§ TASK STATEMENT
Copy the listing, starting at its first line and ending at the line containing "text-line: 半径 r = = ， [122,1017,219,1035]", and rename "text-line" to "text-row" wherever it occurs, leaving everything else unchanged.

[Element location data]
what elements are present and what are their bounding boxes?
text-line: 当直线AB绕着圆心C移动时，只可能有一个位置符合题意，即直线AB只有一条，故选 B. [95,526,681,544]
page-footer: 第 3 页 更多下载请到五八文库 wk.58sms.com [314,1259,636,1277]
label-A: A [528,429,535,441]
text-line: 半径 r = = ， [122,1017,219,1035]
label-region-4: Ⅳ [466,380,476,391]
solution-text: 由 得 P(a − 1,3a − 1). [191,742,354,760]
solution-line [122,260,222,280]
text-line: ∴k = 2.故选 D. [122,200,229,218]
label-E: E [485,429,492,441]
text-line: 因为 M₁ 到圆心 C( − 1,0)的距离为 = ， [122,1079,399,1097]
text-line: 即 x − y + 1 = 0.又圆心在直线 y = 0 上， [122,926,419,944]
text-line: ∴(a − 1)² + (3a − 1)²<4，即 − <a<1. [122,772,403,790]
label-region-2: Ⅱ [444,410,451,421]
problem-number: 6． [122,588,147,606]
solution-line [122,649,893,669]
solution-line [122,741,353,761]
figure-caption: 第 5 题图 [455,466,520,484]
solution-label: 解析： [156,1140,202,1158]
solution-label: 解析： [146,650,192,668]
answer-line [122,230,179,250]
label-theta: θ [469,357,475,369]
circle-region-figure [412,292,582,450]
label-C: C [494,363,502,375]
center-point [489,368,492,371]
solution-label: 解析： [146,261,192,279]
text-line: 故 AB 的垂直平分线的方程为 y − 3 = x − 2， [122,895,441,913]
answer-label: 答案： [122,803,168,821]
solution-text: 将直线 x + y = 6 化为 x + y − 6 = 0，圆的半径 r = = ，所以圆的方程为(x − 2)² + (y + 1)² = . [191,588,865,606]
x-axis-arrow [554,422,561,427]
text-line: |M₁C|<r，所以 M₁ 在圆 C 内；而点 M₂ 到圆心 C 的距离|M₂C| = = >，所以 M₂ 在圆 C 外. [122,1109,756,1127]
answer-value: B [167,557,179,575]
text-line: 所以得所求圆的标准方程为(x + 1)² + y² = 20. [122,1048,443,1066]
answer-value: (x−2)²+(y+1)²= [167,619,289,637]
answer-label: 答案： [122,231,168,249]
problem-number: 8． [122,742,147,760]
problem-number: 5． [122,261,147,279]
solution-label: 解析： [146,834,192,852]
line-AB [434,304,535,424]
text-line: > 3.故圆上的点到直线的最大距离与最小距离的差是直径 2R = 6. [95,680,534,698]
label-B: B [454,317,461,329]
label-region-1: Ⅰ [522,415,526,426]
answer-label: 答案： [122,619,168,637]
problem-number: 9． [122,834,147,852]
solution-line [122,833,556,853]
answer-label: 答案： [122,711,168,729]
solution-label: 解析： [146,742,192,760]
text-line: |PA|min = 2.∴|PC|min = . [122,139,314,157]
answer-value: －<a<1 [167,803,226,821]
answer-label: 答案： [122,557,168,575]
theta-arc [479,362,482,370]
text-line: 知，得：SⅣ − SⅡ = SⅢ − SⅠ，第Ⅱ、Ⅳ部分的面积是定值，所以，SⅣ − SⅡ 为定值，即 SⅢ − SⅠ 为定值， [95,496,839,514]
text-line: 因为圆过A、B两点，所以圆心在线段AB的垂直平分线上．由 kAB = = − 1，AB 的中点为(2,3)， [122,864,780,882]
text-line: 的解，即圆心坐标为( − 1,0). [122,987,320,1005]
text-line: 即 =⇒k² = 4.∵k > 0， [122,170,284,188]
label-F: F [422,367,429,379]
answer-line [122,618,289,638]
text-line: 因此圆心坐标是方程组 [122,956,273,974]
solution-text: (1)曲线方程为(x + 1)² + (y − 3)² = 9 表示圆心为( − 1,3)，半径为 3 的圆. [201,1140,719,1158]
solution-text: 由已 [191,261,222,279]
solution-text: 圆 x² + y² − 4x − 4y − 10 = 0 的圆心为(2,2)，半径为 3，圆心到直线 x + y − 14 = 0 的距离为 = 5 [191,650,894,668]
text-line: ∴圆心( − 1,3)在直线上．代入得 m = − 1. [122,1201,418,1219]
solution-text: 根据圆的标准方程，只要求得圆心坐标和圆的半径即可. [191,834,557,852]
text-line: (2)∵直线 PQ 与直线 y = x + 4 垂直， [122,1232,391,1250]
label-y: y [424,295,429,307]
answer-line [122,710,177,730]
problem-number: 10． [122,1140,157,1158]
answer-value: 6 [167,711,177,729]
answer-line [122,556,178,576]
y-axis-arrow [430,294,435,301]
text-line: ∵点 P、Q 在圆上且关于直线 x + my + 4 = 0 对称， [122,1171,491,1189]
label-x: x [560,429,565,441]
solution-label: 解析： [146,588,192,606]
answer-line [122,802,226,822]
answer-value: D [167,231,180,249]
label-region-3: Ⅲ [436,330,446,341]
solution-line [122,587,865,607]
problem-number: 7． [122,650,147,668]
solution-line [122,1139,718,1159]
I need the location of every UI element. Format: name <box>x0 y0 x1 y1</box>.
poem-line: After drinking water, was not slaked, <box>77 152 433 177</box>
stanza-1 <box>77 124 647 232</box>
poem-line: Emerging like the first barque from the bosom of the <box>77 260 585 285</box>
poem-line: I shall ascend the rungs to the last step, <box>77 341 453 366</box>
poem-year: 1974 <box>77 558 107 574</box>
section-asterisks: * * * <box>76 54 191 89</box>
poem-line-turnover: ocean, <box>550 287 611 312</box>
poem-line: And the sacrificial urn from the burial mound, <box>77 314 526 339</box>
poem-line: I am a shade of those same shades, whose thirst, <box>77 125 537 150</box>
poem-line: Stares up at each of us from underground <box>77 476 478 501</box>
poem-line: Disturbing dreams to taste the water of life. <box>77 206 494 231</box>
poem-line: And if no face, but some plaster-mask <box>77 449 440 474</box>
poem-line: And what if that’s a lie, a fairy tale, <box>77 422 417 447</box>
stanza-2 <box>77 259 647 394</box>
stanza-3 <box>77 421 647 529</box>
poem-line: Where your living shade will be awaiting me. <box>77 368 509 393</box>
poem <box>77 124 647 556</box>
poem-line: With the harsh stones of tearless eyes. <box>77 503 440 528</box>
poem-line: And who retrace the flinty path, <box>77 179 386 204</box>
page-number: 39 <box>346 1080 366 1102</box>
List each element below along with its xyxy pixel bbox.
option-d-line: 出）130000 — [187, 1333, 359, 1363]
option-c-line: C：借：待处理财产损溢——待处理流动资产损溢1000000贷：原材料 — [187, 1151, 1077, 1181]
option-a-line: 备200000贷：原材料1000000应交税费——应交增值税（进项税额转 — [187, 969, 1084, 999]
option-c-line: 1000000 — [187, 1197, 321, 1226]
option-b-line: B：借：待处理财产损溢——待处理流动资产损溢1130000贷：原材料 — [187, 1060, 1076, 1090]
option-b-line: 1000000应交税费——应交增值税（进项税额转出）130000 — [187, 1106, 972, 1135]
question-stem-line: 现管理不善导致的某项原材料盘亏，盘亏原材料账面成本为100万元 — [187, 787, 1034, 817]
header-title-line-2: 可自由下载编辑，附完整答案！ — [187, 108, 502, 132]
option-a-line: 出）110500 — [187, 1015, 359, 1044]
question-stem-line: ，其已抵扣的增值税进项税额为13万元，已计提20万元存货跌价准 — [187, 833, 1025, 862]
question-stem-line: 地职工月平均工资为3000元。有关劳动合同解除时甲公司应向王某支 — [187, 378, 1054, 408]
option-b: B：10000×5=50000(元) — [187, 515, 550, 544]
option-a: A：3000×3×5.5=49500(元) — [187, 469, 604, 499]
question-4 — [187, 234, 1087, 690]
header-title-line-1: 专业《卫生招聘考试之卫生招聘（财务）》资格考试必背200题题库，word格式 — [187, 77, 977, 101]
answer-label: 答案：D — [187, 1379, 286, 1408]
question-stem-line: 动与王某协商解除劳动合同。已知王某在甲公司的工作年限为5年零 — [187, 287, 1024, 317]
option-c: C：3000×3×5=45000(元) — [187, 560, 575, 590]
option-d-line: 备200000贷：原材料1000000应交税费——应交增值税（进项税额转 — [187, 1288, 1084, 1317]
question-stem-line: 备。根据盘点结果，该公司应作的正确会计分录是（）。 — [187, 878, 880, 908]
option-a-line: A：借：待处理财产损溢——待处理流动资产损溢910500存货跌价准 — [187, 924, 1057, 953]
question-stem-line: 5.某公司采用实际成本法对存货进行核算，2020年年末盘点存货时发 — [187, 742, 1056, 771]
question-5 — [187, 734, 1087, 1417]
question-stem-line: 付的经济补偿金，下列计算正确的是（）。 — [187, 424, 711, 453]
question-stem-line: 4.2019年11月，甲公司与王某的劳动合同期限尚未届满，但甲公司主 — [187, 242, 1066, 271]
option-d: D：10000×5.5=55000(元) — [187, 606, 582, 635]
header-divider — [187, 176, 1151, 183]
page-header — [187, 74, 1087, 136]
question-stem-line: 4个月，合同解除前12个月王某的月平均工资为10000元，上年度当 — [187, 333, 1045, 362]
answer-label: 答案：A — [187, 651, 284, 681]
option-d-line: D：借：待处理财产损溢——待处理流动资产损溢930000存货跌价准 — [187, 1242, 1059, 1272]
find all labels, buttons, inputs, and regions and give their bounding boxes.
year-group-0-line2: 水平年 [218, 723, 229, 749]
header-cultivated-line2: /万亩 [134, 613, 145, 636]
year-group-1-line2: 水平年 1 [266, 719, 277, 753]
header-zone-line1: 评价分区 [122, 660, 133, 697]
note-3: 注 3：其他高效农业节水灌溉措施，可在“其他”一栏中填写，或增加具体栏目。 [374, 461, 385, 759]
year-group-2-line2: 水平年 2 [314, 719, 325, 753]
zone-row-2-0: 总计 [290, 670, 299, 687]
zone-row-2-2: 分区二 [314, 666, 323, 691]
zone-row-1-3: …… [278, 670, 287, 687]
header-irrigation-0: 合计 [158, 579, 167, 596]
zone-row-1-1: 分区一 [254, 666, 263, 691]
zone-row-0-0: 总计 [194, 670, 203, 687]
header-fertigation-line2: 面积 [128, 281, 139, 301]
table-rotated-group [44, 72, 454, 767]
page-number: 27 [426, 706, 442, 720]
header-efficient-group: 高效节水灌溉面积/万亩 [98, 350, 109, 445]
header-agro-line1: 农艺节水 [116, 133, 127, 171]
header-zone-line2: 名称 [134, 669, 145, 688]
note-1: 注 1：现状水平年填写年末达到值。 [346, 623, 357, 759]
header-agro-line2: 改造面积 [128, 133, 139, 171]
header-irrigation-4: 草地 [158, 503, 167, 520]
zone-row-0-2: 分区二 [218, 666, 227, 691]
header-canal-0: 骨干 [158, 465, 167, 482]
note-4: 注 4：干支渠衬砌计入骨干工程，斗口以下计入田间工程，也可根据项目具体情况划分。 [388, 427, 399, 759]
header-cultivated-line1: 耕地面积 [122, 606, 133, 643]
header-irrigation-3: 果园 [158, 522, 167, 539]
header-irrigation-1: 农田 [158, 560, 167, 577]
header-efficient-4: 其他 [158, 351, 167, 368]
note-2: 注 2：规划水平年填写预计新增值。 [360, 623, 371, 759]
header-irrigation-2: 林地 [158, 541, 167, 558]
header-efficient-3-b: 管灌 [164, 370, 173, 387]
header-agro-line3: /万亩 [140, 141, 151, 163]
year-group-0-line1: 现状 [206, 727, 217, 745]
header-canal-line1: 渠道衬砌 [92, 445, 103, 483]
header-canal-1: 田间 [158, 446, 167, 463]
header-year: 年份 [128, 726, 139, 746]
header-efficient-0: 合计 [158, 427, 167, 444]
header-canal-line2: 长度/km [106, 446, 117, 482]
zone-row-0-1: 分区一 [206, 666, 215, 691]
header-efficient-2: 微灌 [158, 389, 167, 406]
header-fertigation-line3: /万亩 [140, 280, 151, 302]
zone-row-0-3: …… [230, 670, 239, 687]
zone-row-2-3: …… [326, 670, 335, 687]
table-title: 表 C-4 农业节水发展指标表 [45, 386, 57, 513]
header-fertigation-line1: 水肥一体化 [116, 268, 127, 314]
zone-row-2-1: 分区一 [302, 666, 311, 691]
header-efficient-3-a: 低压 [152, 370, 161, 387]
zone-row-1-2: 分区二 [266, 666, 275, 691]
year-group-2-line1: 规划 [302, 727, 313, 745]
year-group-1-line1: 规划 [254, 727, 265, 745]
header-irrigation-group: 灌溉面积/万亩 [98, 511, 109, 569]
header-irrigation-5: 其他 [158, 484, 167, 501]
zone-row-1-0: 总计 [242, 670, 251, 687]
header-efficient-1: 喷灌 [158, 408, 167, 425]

§ SOLUTION TO THE EXERCISE
what elements are present and what are their bounding boxes?
text-row: 当直线AB绕着圆心C移动时，只可能有一个位置符合题意，即直线AB只有一条，故选 B. [95,526,681,544]
page-footer: 第 3 页 更多下载请到五八文库 wk.58sms.com [314,1259,636,1277]
label-A: A [528,429,535,441]
text-row: 半径 r = = ， [122,1017,219,1035]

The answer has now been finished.